Give the count of lines holding the string "title" and nothing else.

[Stored dataset items]
/---

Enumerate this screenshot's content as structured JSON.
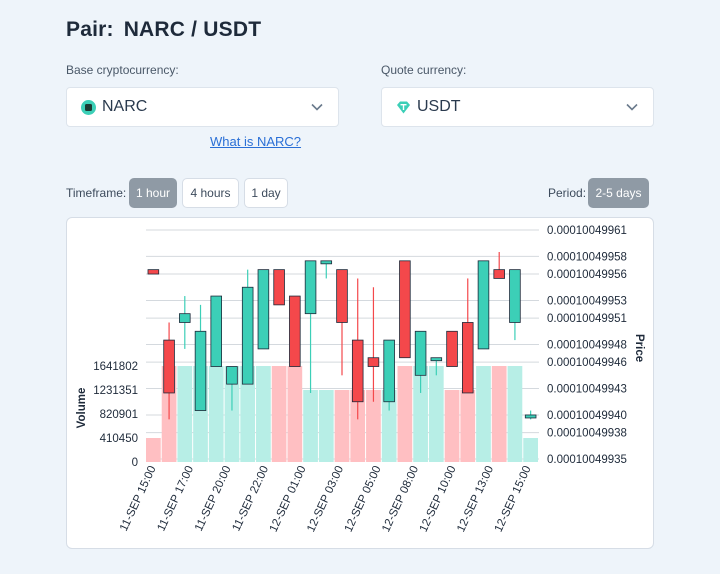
{
  "header": {
    "pair_label": "Pair:",
    "pair_value": "NARC / USDT"
  },
  "base": {
    "label": "Base cryptocurrency:",
    "value": "NARC",
    "icon": "narc-coin-icon"
  },
  "quote": {
    "label": "Quote currency:",
    "value": "USDT",
    "icon": "tether-icon"
  },
  "link": {
    "what_is": "What is NARC?"
  },
  "timeframe": {
    "label": "Timeframe:",
    "options": [
      "1 hour",
      "4 hours",
      "1 day"
    ],
    "selected": "1 hour"
  },
  "period": {
    "label": "Period:",
    "value": "2-5 days"
  },
  "colors": {
    "up": "#3ccfb7",
    "down": "#f4484b",
    "up_vol": "#b7eee6",
    "down_vol": "#ffbfc2",
    "accent_link": "#2a6fd6",
    "active_btn": "#8f9aa5"
  },
  "chart_data": {
    "type": "candlestick",
    "price_axis_label": "Price",
    "volume_axis_label": "Volume",
    "price_ticks": [
      "0.00010049961",
      "0.00010049958",
      "0.00010049956",
      "0.00010049953",
      "0.00010049951",
      "0.00010049948",
      "0.00010049946",
      "0.00010049943",
      "0.00010049940",
      "0.00010049938",
      "0.00010049935"
    ],
    "volume_ticks": [
      "1641802",
      "1231351",
      "820901",
      "410450",
      "0"
    ],
    "x_labels": [
      "11-SEP 15:00",
      "11-SEP 17:00",
      "11-SEP 20:00",
      "11-SEP 22:00",
      "12-SEP 01:00",
      "12-SEP 03:00",
      "12-SEP 05:00",
      "12-SEP 08:00",
      "12-SEP 10:00",
      "12-SEP 13:00",
      "12-SEP 15:00"
    ],
    "candles": [
      {
        "o": 0.000100499565,
        "c": 0.00010049956,
        "h": 0.000100499565,
        "l": 0.00010049956,
        "v": 410450
      },
      {
        "o": 0.000100499485,
        "c": 0.000100499425,
        "h": 0.000100499505,
        "l": 0.000100499395,
        "v": 1641802
      },
      {
        "o": 0.000100499505,
        "c": 0.000100499515,
        "h": 0.000100499535,
        "l": 0.000100499475,
        "v": 1641802
      },
      {
        "o": 0.000100499405,
        "c": 0.000100499495,
        "h": 0.000100499525,
        "l": 0.000100499405,
        "v": 1641802
      },
      {
        "o": 0.000100499455,
        "c": 0.000100499535,
        "h": 0.000100499535,
        "l": 0.000100499455,
        "v": 1641802
      },
      {
        "o": 0.000100499435,
        "c": 0.000100499455,
        "h": 0.000100499455,
        "l": 0.000100499405,
        "v": 1641802
      },
      {
        "o": 0.000100499435,
        "c": 0.000100499545,
        "h": 0.000100499565,
        "l": 0.000100499435,
        "v": 1641802
      },
      {
        "o": 0.000100499475,
        "c": 0.000100499565,
        "h": 0.000100499565,
        "l": 0.000100499475,
        "v": 1641802
      },
      {
        "o": 0.000100499565,
        "c": 0.000100499525,
        "h": 0.000100499565,
        "l": 0.000100499525,
        "v": 1641802
      },
      {
        "o": 0.000100499535,
        "c": 0.000100499455,
        "h": 0.000100499535,
        "l": 0.000100499455,
        "v": 1641802
      },
      {
        "o": 0.000100499515,
        "c": 0.000100499575,
        "h": 0.000100499575,
        "l": 0.000100499425,
        "v": 1231351
      },
      {
        "o": 0.000100499575,
        "c": 0.000100499575,
        "h": 0.000100499575,
        "l": 0.000100499555,
        "v": 1231351
      },
      {
        "o": 0.000100499565,
        "c": 0.000100499505,
        "h": 0.000100499565,
        "l": 0.000100499445,
        "v": 1231351
      },
      {
        "o": 0.000100499485,
        "c": 0.000100499415,
        "h": 0.000100499555,
        "l": 0.000100499395,
        "v": 1231351
      },
      {
        "o": 0.000100499465,
        "c": 0.000100499455,
        "h": 0.000100499545,
        "l": 0.000100499415,
        "v": 1231351
      },
      {
        "o": 0.000100499415,
        "c": 0.000100499485,
        "h": 0.000100499485,
        "l": 0.000100499405,
        "v": 1231351
      },
      {
        "o": 0.000100499575,
        "c": 0.000100499465,
        "h": 0.000100499575,
        "l": 0.000100499465,
        "v": 1641802
      },
      {
        "o": 0.000100499445,
        "c": 0.000100499495,
        "h": 0.000100499495,
        "l": 0.000100499425,
        "v": 1641802
      },
      {
        "o": 0.000100499465,
        "c": 0.000100499465,
        "h": 0.000100499465,
        "l": 0.000100499445,
        "v": 1641802
      },
      {
        "o": 0.000100499495,
        "c": 0.000100499455,
        "h": 0.000100499495,
        "l": 0.000100499455,
        "v": 1231351
      },
      {
        "o": 0.000100499505,
        "c": 0.000100499425,
        "h": 0.000100499555,
        "l": 0.000100499425,
        "v": 1231351
      },
      {
        "o": 0.000100499475,
        "c": 0.000100499575,
        "h": 0.000100499575,
        "l": 0.000100499475,
        "v": 1641802
      },
      {
        "o": 0.000100499565,
        "c": 0.000100499555,
        "h": 0.000100499585,
        "l": 0.000100499555,
        "v": 1641802
      },
      {
        "o": 0.000100499505,
        "c": 0.000100499565,
        "h": 0.000100499565,
        "l": 0.000100499485,
        "v": 1641802
      },
      {
        "o": 0.0001004994,
        "c": 0.0001004994,
        "h": 0.000100499405,
        "l": 0.000100499395,
        "v": 410450
      }
    ]
  }
}
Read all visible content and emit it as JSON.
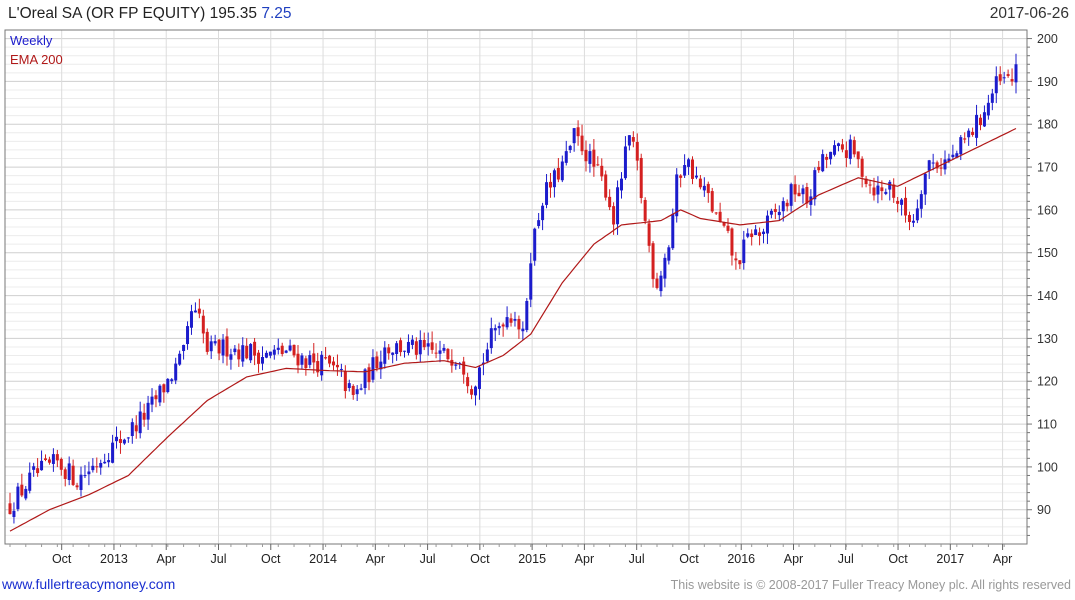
{
  "header": {
    "title": "L'Oreal SA (OR FP EQUITY) 195.35",
    "change": "7.25",
    "date": "2017-06-26"
  },
  "footer": {
    "site": "www.fullertreacymoney.com",
    "copyright": "This website is © 2008-2017 Fuller Treacy Money plc. All rights reserved"
  },
  "colors": {
    "up": "#1c1ccc",
    "down": "#d42020",
    "ema": "#b01818",
    "grid": "#dcdcdc",
    "legend_weekly": "#1c1ccc",
    "legend_ema": "#b01818"
  },
  "chart_data": {
    "type": "candlestick",
    "legend": [
      "Weekly",
      "EMA 200"
    ],
    "legend_placement": "top-left",
    "x_ticks": [
      "Oct",
      "2013",
      "Apr",
      "Jul",
      "Oct",
      "2014",
      "Apr",
      "Jul",
      "Oct",
      "2015",
      "Apr",
      "Jul",
      "Oct",
      "2016",
      "Apr",
      "Jul",
      "Oct",
      "2017",
      "Apr"
    ],
    "y_ticks": [
      90,
      100,
      110,
      120,
      130,
      140,
      150,
      160,
      170,
      180,
      190,
      200
    ],
    "ylim": [
      82,
      202
    ],
    "y_axis_side": "right",
    "grid": true,
    "price_anchors": [
      [
        0,
        91
      ],
      [
        6,
        98
      ],
      [
        12,
        101
      ],
      [
        17,
        97
      ],
      [
        22,
        101
      ],
      [
        25,
        104
      ],
      [
        30,
        108
      ],
      [
        35,
        113
      ],
      [
        40,
        120
      ],
      [
        44,
        126
      ],
      [
        46,
        136
      ],
      [
        48,
        134
      ],
      [
        50,
        127
      ],
      [
        55,
        128
      ],
      [
        60,
        127
      ],
      [
        65,
        126
      ],
      [
        70,
        127
      ],
      [
        75,
        125
      ],
      [
        80,
        124
      ],
      [
        84,
        121
      ],
      [
        87,
        116
      ],
      [
        91,
        122
      ],
      [
        95,
        128
      ],
      [
        100,
        128
      ],
      [
        105,
        127
      ],
      [
        110,
        126
      ],
      [
        114,
        126
      ],
      [
        117,
        119
      ],
      [
        119,
        123
      ],
      [
        122,
        130
      ],
      [
        125,
        135
      ],
      [
        128,
        136
      ],
      [
        130,
        130
      ],
      [
        132,
        150
      ],
      [
        135,
        163
      ],
      [
        138,
        167
      ],
      [
        141,
        172
      ],
      [
        143,
        177
      ],
      [
        145,
        175
      ],
      [
        148,
        170
      ],
      [
        151,
        165
      ],
      [
        153,
        158
      ],
      [
        155,
        168
      ],
      [
        157,
        177
      ],
      [
        159,
        170
      ],
      [
        161,
        157
      ],
      [
        163,
        146
      ],
      [
        164,
        143
      ],
      [
        165,
        146
      ],
      [
        167,
        152
      ],
      [
        169,
        166
      ],
      [
        171,
        172
      ],
      [
        173,
        169
      ],
      [
        175,
        165
      ],
      [
        177,
        163
      ],
      [
        179,
        158
      ],
      [
        182,
        153
      ],
      [
        184,
        147
      ],
      [
        186,
        151
      ],
      [
        188,
        155
      ],
      [
        190,
        154
      ],
      [
        193,
        158
      ],
      [
        196,
        161
      ],
      [
        199,
        165
      ],
      [
        202,
        162
      ],
      [
        205,
        170
      ],
      [
        208,
        173
      ],
      [
        211,
        174
      ],
      [
        213,
        174
      ],
      [
        215,
        171
      ],
      [
        218,
        166
      ],
      [
        221,
        164
      ],
      [
        223,
        166
      ],
      [
        225,
        162
      ],
      [
        227,
        159
      ],
      [
        229,
        158
      ],
      [
        231,
        166
      ],
      [
        233,
        171
      ],
      [
        236,
        171
      ],
      [
        239,
        172
      ],
      [
        242,
        176
      ],
      [
        245,
        180
      ],
      [
        248,
        185
      ],
      [
        250,
        189
      ],
      [
        252,
        190
      ],
      [
        254,
        190
      ],
      [
        255,
        195
      ]
    ],
    "ema_anchors": [
      [
        0,
        85
      ],
      [
        10,
        90
      ],
      [
        20,
        93.5
      ],
      [
        30,
        98
      ],
      [
        40,
        107
      ],
      [
        50,
        115.5
      ],
      [
        60,
        121
      ],
      [
        70,
        123
      ],
      [
        80,
        122.5
      ],
      [
        90,
        122.2
      ],
      [
        100,
        124.2
      ],
      [
        110,
        124.8
      ],
      [
        118,
        123.2
      ],
      [
        125,
        126
      ],
      [
        132,
        131
      ],
      [
        140,
        143
      ],
      [
        148,
        152
      ],
      [
        155,
        156.5
      ],
      [
        165,
        157.5
      ],
      [
        170,
        160
      ],
      [
        175,
        158
      ],
      [
        185,
        156.5
      ],
      [
        195,
        157.5
      ],
      [
        205,
        163.5
      ],
      [
        215,
        167.5
      ],
      [
        225,
        165.5
      ],
      [
        235,
        170
      ],
      [
        245,
        174.5
      ],
      [
        255,
        179
      ]
    ]
  }
}
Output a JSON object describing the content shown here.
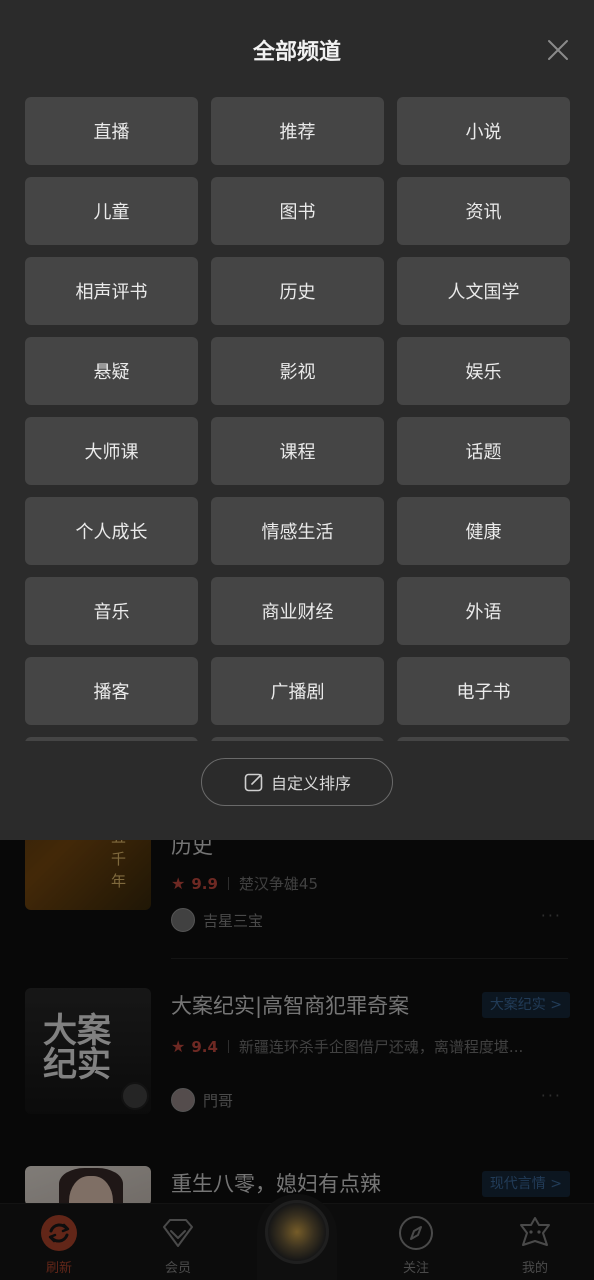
{
  "sheet": {
    "title": "全部频道",
    "close_icon": "close-icon",
    "channels": [
      "直播",
      "推荐",
      "小说",
      "儿童",
      "图书",
      "资讯",
      "相声评书",
      "历史",
      "人文国学",
      "悬疑",
      "影视",
      "娱乐",
      "大师课",
      "课程",
      "话题",
      "个人成长",
      "情感生活",
      "健康",
      "音乐",
      "商业财经",
      "外语",
      "播客",
      "广播剧",
      "电子书",
      "",
      "",
      ""
    ],
    "custom_sort_label": "自定义排序",
    "custom_sort_icon": "edit-icon"
  },
  "feed": {
    "items": [
      {
        "title": "历史",
        "cover_text": "下五千年",
        "rating": "9.9",
        "desc": "楚汉争雄45",
        "author": "吉星三宝",
        "more": "···"
      },
      {
        "title": "大案纪实|高智商犯罪奇案",
        "cover_text": "大案纪实",
        "rating": "9.4",
        "desc": "新疆连环杀手企图借尸还魂，离谱程度堪...",
        "author": "門哥",
        "tag": "大案纪实 >",
        "more": "···"
      },
      {
        "title": "重生八零，媳妇有点辣",
        "tag": "现代言情 >"
      }
    ]
  },
  "tabbar": {
    "tabs": [
      {
        "label": "刷新",
        "icon": "refresh-icon",
        "active": true
      },
      {
        "label": "会员",
        "icon": "diamond-icon",
        "active": false
      },
      {
        "label": "",
        "icon": "play-disc-icon",
        "active": false
      },
      {
        "label": "关注",
        "icon": "compass-icon",
        "active": false
      },
      {
        "label": "我的",
        "icon": "profile-icon",
        "active": false
      }
    ]
  },
  "colors": {
    "accent": "#b2462d",
    "sheet_bg": "#2b2b2b",
    "tile_bg": "#454545",
    "rating": "#c94b40",
    "tag_text": "#3d6c9e"
  }
}
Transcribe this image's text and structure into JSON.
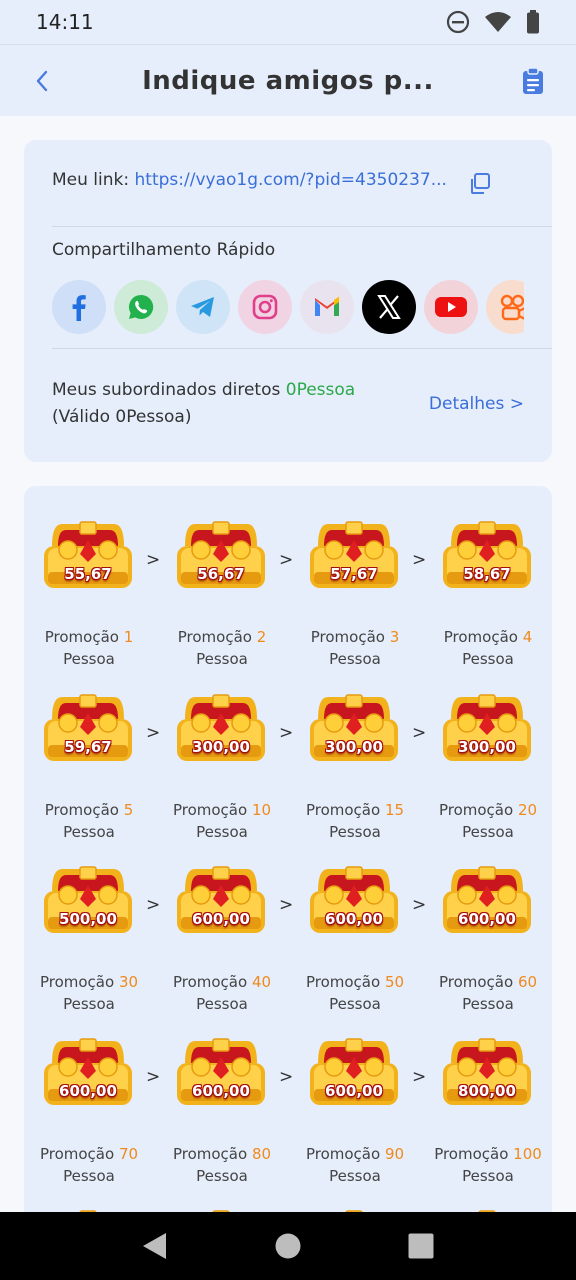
{
  "status": {
    "time": "14:11"
  },
  "header": {
    "title": "Indique amigos p..."
  },
  "link": {
    "label": "Meu link:",
    "url": "https://vyao1g.com/?pid=4350237..."
  },
  "share": {
    "title": "Compartilhamento Rápido",
    "icons": [
      "facebook-icon",
      "whatsapp-icon",
      "telegram-icon",
      "instagram-icon",
      "gmail-icon",
      "x-icon",
      "youtube-icon",
      "kwai-icon"
    ]
  },
  "subordinates": {
    "label": "Meus subordinados diretos",
    "count": "0Pessoa",
    "valid": "(Válido 0Pessoa)",
    "details": "Detalhes >"
  },
  "rewards": {
    "promo_word": "Promoção",
    "person_word": "Pessoa",
    "arrow": ">",
    "items": [
      {
        "value": "55,67",
        "count": "1"
      },
      {
        "value": "56,67",
        "count": "2"
      },
      {
        "value": "57,67",
        "count": "3"
      },
      {
        "value": "58,67",
        "count": "4"
      },
      {
        "value": "59,67",
        "count": "5"
      },
      {
        "value": "300,00",
        "count": "10"
      },
      {
        "value": "300,00",
        "count": "15"
      },
      {
        "value": "300,00",
        "count": "20"
      },
      {
        "value": "500,00",
        "count": "30"
      },
      {
        "value": "600,00",
        "count": "40"
      },
      {
        "value": "600,00",
        "count": "50"
      },
      {
        "value": "600,00",
        "count": "60"
      },
      {
        "value": "600,00",
        "count": "70"
      },
      {
        "value": "600,00",
        "count": "80"
      },
      {
        "value": "600,00",
        "count": "90"
      },
      {
        "value": "800,00",
        "count": "100"
      }
    ]
  },
  "colors": {
    "accent": "#3a6fd8",
    "count_green": "#2aa84a",
    "promo_orange": "#f08a1c",
    "card_bg": "#e6eefb"
  }
}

\---

→ **WRITTEN SOLUTION**: 7